Repeat each line exactly, leaving nothing out.

**Dataset extract**
— Start —
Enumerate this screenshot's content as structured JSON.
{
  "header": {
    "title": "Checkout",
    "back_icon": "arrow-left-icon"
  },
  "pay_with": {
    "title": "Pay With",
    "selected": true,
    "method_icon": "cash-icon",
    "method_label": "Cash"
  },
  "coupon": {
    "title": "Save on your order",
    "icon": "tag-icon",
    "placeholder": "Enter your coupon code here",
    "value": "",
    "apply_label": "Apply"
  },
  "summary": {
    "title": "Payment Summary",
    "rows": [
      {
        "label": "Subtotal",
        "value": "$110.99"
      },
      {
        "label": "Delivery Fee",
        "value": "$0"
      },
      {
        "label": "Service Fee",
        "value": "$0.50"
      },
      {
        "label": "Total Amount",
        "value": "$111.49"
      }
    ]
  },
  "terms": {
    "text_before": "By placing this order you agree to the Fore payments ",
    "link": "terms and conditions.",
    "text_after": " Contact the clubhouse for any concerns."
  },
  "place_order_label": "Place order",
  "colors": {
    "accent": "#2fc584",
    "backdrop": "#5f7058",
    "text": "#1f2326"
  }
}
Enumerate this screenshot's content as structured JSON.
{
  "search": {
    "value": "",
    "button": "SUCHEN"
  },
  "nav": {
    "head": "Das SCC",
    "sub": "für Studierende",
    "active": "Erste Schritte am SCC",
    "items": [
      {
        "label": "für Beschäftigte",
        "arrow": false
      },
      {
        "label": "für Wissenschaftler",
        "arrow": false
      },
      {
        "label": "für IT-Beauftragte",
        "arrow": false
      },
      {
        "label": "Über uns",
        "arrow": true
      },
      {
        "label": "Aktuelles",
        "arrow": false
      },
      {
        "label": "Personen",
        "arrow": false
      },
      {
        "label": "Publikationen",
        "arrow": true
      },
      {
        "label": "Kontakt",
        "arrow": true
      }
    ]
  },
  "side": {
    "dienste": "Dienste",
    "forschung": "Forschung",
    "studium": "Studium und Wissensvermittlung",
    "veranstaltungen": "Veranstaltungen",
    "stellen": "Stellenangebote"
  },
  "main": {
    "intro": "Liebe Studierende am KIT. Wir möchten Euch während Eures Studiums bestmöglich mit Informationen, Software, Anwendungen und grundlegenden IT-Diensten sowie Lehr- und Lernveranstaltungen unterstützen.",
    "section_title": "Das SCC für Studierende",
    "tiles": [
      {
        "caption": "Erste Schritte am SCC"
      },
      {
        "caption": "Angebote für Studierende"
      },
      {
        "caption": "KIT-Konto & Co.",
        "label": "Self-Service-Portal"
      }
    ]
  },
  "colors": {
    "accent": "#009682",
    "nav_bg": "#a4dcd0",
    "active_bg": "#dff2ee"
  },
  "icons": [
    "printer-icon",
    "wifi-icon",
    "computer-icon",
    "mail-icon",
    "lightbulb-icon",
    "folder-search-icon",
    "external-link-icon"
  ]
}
— End —
**Solution**
Enumerate this screenshot's content as structured JSON.
{
  "header": {
    "title": "Checkout",
    "back_icon": "arrow-left-icon"
  },
  "pay_with": {
    "title": "Pay With",
    "selected": true,
    "method_icon": "cash-icon",
    "method_label": "Cash"
  },
  "coupon": {
    "title": "Save on your order",
    "icon": "tag-icon",
    "placeholder": "Enter your coupon code here",
    "value": "",
    "apply_label": "Apply"
  },
  "summary": {
    "title": "Payment Summary",
    "rows": [
      {
        "label": "Subtotal",
        "value": "$110.99"
      },
      {
        "label": "Delivery Fee",
        "value": "$0"
      },
      {
        "label": "Service Fee",
        "value": "$0.50"
      },
      {
        "label": "Total Amount",
        "value": "$111.49"
      }
    ]
  },
  "terms": {
    "text_before": "By placing this order you agree to the Fore payments ",
    "link": "terms and conditions.",
    "text_after": " Contact the clubhouse for any concerns."
  },
  "place_order_label": "Place order",
  "colors": {
    "accent": "#2fc584",
    "backdrop": "#5f7058",
    "text": "#1f2326"
  }
}
Enumerate this screenshot's content as structured JSON.
{
  "search": {
    "value": "",
    "button": "SUCHEN"
  },
  "nav": {
    "head": "Das SCC",
    "sub": "für Studierende",
    "active": "Erste Schritte am SCC",
    "items": [
      {
        "label": "für Beschäftigte",
        "arrow": false
      },
      {
        "label": "für Wissenschaftler",
        "arrow": false
      },
      {
        "label": "für IT-Beauftragte",
        "arrow": false
      },
      {
        "label": "Über uns",
        "arrow": true
      },
      {
        "label": "Aktuelles",
        "arrow": false
      },
      {
        "label": "Personen",
        "arrow": false
      },
      {
        "label": "Publikationen",
        "arrow": true
      },
      {
        "label": "Kontakt",
        "arrow": true
      }
    ]
  },
  "side": {
    "dienste": "Dienste",
    "forschung": "Forschung",
    "studium": "Studium und Wissensvermittlung",
    "veranstaltungen": "Veranstaltungen",
    "stellen": "Stellenangebote"
  },
  "main": {
    "intro": "Liebe Studierende am KIT. Wir möchten Euch während Eures Studiums bestmöglich mit Informationen, Software, Anwendungen und grundlegenden IT-Diensten sowie Lehr- und Lernveranstaltungen unterstützen.",
    "section_title": "Das SCC für Studierende",
    "tiles": [
      {
        "caption": "Erste Schritte am SCC"
      },
      {
        "caption": "Angebote für Studierende"
      },
      {
        "caption": "KIT-Konto & Co.",
        "label": "Self-Service-Portal"
      }
    ]
  },
  "colors": {
    "accent": "#009682",
    "nav_bg": "#a4dcd0",
    "active_bg": "#dff2ee"
  },
  "icons": [
    "printer-icon",
    "wifi-icon",
    "computer-icon",
    "mail-icon",
    "lightbulb-icon",
    "folder-search-icon",
    "external-link-icon"
  ]
}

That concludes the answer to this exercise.